Text section section start
In the case of actual data stored daily in your model, you can take
advantage of Power Pivot's built in time intelligence to calculate "to-
date" aggregations for week, month, quarter, and year as well as do
same-period-last-year comparisons.




In this schema diagram notice how each business unit budget table
on the left is related to the three dimension or lookup tables on the
right. If you add another business unit, its budget table must have
similar relationships added resulting in a little extra, one-time
maintenance.







Time Intelligence

Here is the Excel-side PlanningMonths table
and the corresponding Power Pivot-side
table. Like the budget tables, the latter also
has a Month Key calculated column that I
use to relate the tables together.
It is also used to specify that months are
sorted chronologically and not alphabetically.
You can see the DAX formula used to create
the key which is a 6-digit integer
representing YYYYMM.
Text section section end
Data supplied section start
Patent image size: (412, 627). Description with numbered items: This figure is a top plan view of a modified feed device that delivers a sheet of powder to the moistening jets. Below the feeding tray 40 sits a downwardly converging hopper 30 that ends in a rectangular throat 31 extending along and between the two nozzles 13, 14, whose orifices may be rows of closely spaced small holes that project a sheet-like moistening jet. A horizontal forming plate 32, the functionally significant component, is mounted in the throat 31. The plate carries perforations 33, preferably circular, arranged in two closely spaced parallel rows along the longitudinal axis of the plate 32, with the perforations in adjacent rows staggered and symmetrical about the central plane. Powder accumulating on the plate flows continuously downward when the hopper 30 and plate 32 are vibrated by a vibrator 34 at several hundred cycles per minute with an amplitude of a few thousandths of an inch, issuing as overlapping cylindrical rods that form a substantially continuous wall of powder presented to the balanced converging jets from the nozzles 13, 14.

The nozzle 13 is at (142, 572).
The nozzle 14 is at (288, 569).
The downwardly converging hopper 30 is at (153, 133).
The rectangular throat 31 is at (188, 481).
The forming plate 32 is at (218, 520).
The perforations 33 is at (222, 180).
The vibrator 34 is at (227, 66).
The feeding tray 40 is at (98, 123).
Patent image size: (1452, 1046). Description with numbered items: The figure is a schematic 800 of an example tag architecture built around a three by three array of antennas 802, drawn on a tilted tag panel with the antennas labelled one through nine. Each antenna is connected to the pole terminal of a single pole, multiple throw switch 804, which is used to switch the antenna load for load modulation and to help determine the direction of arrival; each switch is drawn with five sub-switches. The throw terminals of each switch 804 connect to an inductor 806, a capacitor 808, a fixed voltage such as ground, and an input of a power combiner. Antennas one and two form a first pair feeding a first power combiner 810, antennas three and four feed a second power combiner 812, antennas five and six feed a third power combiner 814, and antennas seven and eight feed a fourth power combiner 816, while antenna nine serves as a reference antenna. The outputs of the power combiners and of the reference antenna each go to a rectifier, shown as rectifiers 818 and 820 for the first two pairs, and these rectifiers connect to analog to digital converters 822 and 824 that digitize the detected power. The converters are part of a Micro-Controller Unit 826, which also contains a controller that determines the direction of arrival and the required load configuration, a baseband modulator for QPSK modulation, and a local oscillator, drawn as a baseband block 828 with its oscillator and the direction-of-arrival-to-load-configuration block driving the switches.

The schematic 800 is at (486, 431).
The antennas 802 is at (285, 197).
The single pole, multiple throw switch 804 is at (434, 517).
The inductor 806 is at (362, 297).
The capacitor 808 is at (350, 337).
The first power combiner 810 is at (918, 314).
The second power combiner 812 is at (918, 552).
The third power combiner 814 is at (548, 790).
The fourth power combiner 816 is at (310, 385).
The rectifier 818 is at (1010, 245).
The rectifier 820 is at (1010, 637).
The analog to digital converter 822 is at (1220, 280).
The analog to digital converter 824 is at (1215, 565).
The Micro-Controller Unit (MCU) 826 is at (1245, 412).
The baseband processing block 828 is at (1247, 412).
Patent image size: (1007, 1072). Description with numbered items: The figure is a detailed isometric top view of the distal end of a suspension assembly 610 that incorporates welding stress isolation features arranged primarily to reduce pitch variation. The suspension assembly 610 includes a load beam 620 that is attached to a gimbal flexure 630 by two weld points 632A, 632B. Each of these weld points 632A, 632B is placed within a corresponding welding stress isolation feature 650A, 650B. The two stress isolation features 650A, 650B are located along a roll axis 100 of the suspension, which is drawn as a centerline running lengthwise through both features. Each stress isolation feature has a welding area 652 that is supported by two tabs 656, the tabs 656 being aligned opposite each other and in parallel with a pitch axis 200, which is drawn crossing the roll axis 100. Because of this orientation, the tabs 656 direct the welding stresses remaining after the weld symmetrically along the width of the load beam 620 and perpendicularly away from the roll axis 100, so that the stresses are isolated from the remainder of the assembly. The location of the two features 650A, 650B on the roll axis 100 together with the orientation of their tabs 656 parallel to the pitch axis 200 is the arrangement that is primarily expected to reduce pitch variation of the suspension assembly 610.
Data supplied section end
• Task A
List the periods for which the Power Pivot text says "to-date" aggregations can be calculated.
• Task B
Carry on the Power Pivot text, starting after its last sentence.

• Response area A
week, month, quarter, year

• Response area B
Having a table with columns for months quarters
and years allow you to take advantage of Power
Pivot's multi-level hierarchies as shown here in the
Y-Q-M hierarchy.
In this case the name of the level, Quarter say, is
the same as the field (Quarter) but need not be:
I'll talk about combining budget data with actual
and computing variances in in Part 5 of this series.




Meanwhile here is a very simple PivotTable sourced from the budget
data of the two business units:



Part 6-Comparing Budget Data with
Actuals
In this
example, I
have added a
(linked) table
of daily
actual data.
As already
mentioned,
actual data is
commonly more detailed than budget. In this case actuals are daily
whereas the budget is monthly. However the chart of accounts (sales,
cost of sales, and overheads) are the same. In reality it is likely that
actuals would be stored in a general/nominal ledger or ERP system by
detailed account code at a minimum.

I have also added a (linked) table for Time that has days as its most
detailed level.

In the new Powerpivot Database Schema Notice that the Actuals
table has relationships to the Business Unit and Planning
ChartOfAccounts tables (just as the Budget tables do); instead of
being directly related to the PlanningMonth table

Actuals is also related to the Time table at the daily level using
a Time Key field (more on this shortly). Comparing Actual and
Budget is only meaningful at the month level (or quarter or year)
since there is no budget data at the daily level.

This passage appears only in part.